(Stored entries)
[Start]
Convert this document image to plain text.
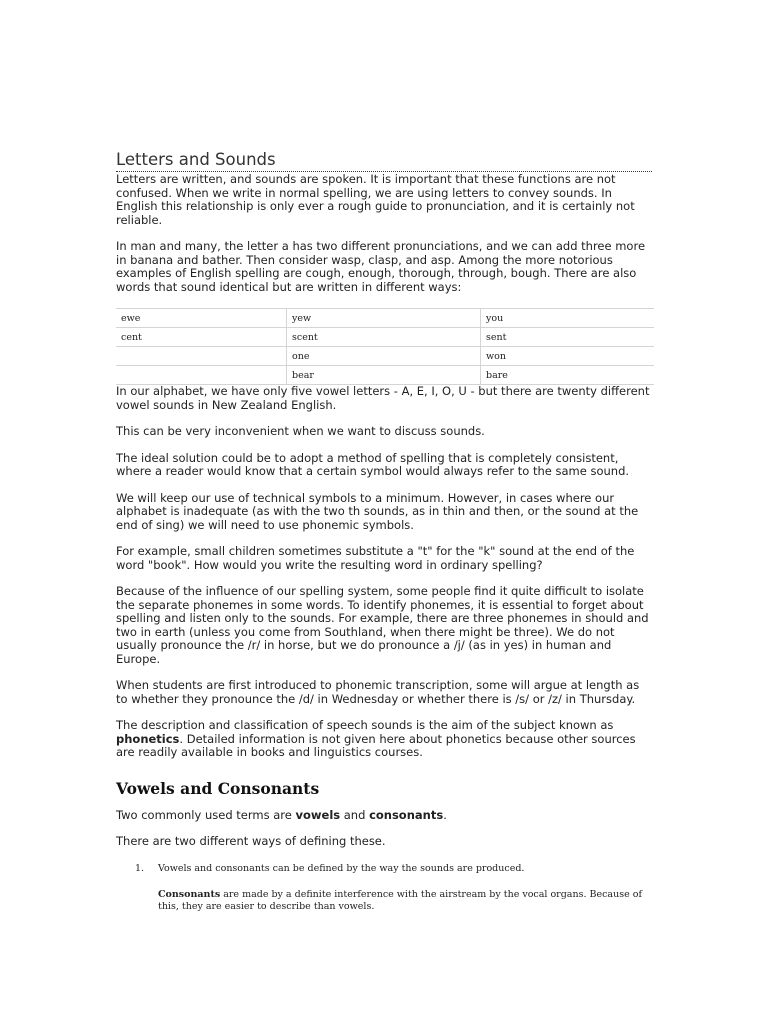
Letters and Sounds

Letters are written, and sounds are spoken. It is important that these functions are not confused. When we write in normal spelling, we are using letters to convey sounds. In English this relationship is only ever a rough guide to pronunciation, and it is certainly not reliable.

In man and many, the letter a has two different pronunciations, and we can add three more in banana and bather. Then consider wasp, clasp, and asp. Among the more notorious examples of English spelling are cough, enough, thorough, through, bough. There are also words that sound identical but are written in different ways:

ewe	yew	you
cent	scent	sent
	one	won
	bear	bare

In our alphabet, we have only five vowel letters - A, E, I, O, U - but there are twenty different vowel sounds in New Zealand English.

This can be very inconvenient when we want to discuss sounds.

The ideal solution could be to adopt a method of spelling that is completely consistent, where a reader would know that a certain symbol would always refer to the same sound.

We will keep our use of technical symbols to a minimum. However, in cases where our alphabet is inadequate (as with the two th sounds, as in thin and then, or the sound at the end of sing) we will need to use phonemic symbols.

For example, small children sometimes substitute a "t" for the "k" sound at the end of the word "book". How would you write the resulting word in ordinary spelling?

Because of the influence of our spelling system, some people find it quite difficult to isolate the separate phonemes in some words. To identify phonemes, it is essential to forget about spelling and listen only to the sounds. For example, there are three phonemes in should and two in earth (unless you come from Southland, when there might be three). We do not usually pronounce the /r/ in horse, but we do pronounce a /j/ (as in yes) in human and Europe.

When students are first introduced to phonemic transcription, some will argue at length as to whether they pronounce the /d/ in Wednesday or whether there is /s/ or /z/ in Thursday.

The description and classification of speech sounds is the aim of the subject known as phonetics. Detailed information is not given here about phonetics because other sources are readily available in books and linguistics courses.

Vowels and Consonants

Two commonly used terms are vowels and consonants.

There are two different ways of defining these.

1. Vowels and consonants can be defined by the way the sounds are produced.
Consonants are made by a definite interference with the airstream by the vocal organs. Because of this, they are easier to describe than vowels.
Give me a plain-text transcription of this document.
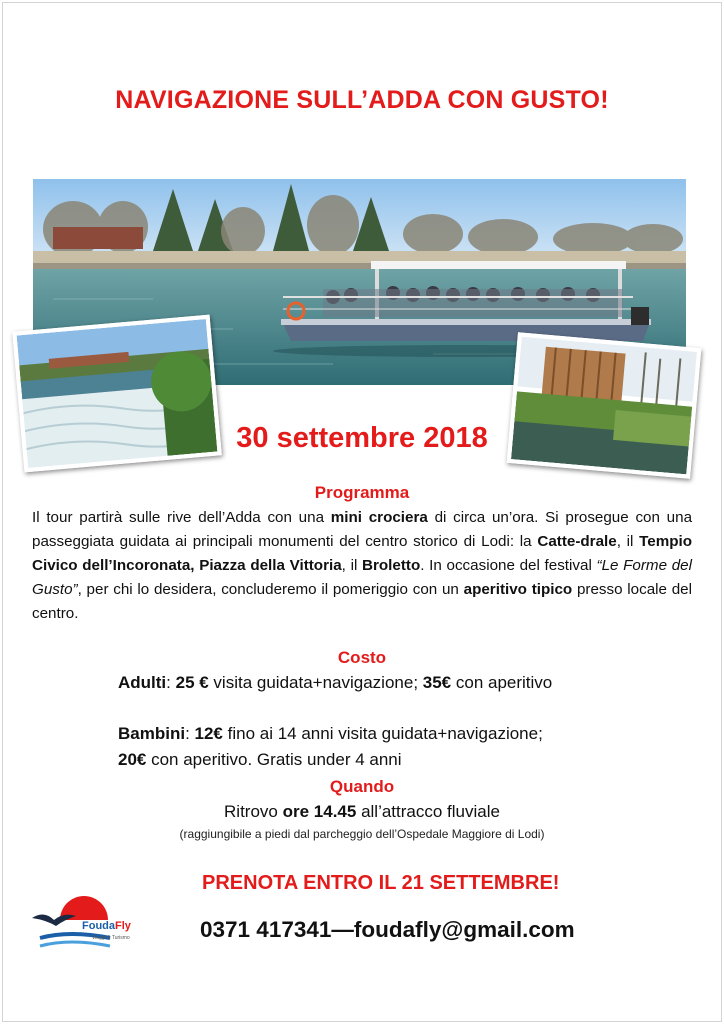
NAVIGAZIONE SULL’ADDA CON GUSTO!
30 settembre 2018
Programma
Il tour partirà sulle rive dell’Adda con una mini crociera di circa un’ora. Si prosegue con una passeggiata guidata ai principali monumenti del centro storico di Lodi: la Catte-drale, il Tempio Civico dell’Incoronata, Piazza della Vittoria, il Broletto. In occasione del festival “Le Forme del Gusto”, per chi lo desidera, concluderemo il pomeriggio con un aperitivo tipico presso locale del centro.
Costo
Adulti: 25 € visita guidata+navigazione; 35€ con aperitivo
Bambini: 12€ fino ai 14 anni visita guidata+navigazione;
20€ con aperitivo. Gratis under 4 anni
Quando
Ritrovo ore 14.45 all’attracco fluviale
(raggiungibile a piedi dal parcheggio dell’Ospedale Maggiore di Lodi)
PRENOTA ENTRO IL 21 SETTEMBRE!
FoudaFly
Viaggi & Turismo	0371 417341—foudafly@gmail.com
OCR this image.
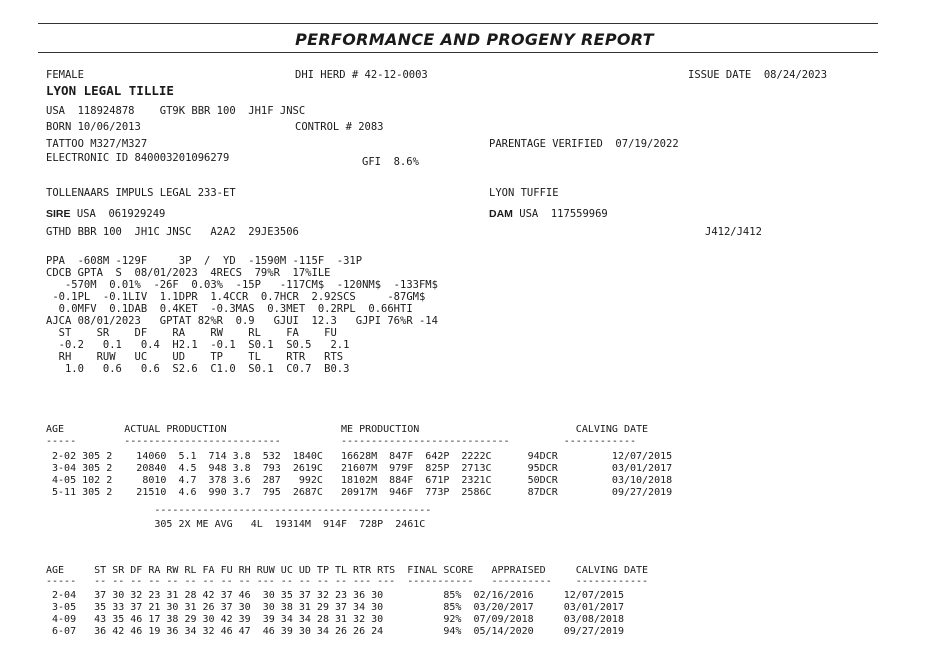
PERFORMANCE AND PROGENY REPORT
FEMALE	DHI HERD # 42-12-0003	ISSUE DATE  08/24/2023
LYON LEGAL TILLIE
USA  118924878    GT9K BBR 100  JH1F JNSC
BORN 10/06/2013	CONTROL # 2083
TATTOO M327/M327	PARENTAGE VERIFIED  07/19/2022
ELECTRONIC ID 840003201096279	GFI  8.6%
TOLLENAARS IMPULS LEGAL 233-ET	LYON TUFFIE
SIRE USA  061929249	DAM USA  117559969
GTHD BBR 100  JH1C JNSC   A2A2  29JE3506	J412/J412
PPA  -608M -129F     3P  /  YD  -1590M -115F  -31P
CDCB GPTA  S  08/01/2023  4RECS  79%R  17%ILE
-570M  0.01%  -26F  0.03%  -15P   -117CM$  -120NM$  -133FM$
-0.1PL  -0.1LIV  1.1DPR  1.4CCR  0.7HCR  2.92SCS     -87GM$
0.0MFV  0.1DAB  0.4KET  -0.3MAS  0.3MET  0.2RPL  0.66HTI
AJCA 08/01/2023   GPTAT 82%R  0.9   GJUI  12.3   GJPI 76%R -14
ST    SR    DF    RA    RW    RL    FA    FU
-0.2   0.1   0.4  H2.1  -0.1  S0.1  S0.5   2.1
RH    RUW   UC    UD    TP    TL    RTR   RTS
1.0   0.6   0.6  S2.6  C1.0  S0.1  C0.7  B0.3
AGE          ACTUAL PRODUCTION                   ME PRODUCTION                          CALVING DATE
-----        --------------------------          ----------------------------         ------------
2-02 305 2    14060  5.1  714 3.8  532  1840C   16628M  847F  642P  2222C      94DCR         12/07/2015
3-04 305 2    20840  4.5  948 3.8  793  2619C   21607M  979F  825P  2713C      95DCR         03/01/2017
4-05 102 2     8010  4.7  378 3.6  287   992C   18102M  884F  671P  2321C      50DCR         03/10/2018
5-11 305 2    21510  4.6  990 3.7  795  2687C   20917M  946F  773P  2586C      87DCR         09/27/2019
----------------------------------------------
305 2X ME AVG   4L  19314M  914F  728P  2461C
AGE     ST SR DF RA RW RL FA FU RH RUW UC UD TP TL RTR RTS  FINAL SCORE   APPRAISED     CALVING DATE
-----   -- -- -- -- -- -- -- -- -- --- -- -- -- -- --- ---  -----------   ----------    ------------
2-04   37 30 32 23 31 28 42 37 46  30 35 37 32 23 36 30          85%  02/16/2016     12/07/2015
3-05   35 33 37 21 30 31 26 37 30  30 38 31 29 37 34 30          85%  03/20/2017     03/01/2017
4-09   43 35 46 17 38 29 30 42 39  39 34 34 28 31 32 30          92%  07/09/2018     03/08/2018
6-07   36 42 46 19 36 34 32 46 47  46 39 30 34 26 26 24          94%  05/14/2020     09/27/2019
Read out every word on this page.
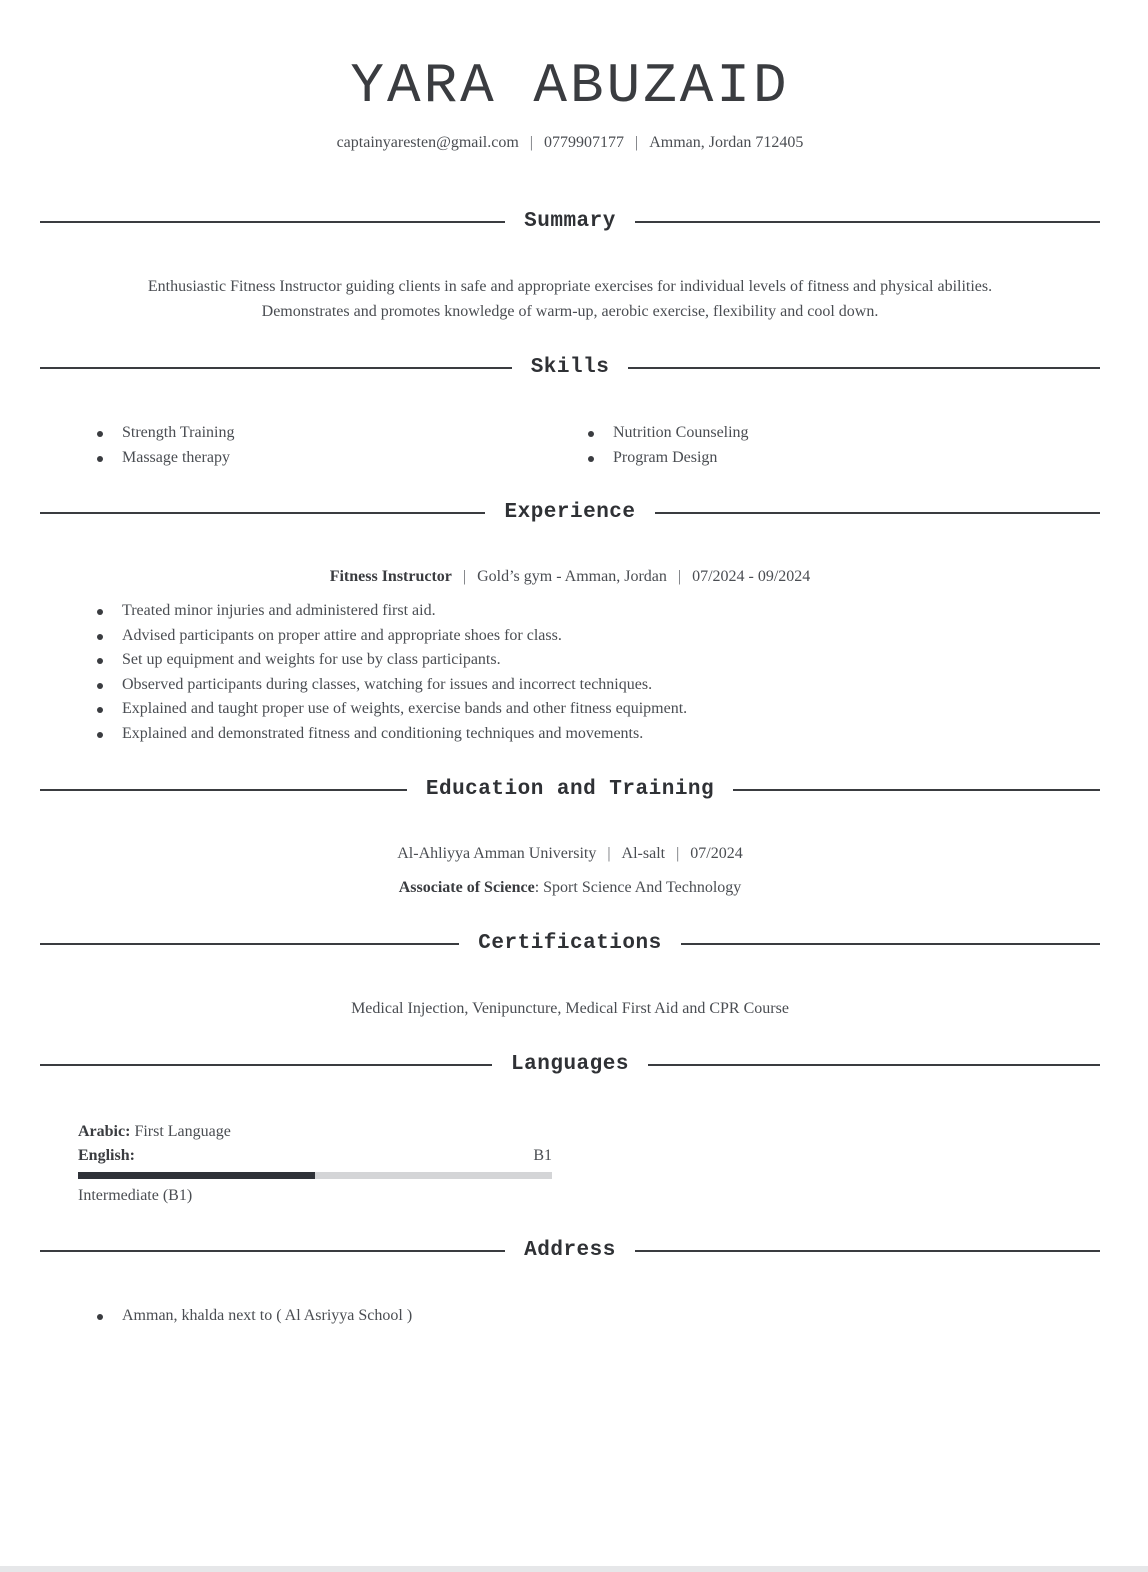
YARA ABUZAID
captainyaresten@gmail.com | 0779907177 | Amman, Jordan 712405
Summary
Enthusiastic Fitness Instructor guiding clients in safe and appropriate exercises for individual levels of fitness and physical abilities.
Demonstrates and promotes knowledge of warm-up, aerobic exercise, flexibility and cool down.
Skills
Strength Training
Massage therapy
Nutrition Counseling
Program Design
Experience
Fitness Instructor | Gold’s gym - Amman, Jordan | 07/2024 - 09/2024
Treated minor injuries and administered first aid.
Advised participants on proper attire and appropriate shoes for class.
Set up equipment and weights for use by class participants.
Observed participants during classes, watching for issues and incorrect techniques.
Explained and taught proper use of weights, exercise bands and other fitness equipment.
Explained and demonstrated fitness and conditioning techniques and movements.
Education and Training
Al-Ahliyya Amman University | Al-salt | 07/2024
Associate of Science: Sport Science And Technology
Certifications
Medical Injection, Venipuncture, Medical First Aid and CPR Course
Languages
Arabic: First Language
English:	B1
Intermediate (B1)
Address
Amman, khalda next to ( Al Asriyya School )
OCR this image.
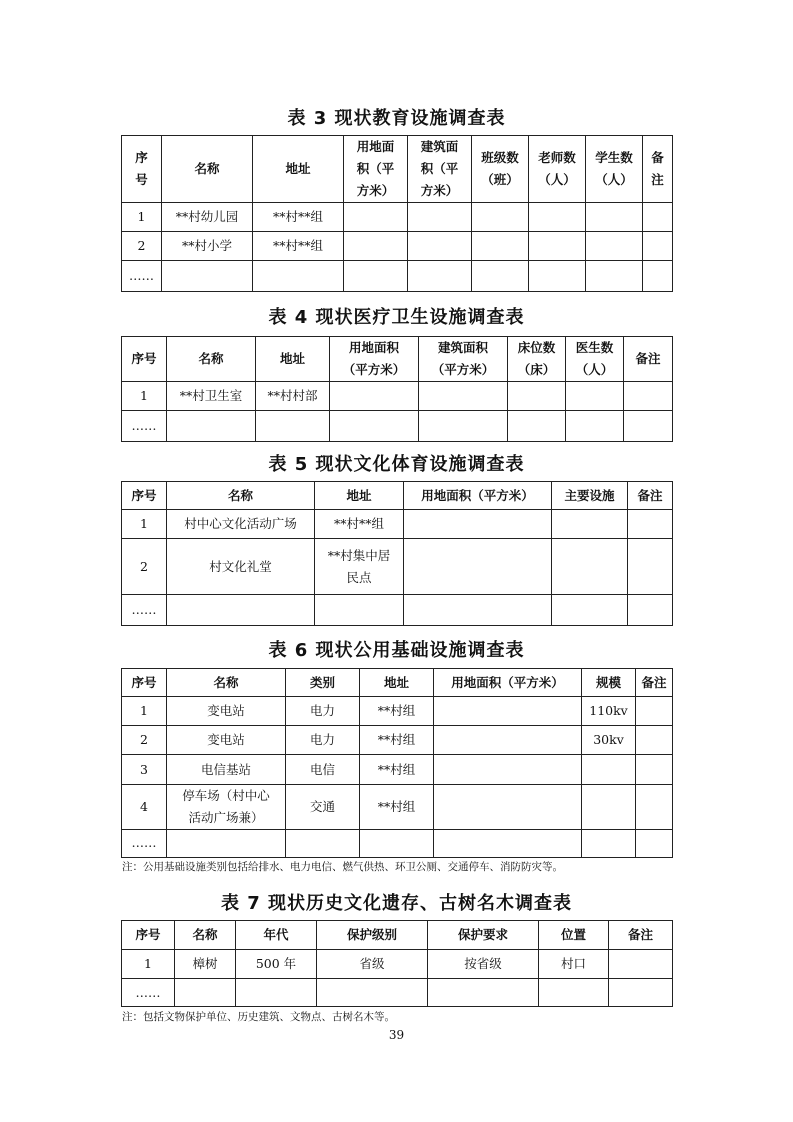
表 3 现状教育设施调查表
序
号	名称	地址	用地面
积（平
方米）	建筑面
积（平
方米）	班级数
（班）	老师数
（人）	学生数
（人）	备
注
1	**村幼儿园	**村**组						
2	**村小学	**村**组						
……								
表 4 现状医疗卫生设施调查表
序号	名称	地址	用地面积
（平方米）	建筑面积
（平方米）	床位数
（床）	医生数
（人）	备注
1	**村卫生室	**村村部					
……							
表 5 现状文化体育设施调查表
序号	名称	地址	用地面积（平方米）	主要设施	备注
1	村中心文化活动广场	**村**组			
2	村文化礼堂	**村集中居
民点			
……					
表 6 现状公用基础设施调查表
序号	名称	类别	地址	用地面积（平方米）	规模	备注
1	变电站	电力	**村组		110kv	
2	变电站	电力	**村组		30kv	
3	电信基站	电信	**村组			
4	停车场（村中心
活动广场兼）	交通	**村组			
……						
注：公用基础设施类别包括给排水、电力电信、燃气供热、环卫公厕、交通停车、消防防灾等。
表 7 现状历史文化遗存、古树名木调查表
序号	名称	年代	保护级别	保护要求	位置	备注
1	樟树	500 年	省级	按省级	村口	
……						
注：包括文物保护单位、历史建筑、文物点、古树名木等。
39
[End]
◆ Aim ◆
The word "anni" appears in how many lines of the records? Give the number only.

◆ Output ◆
2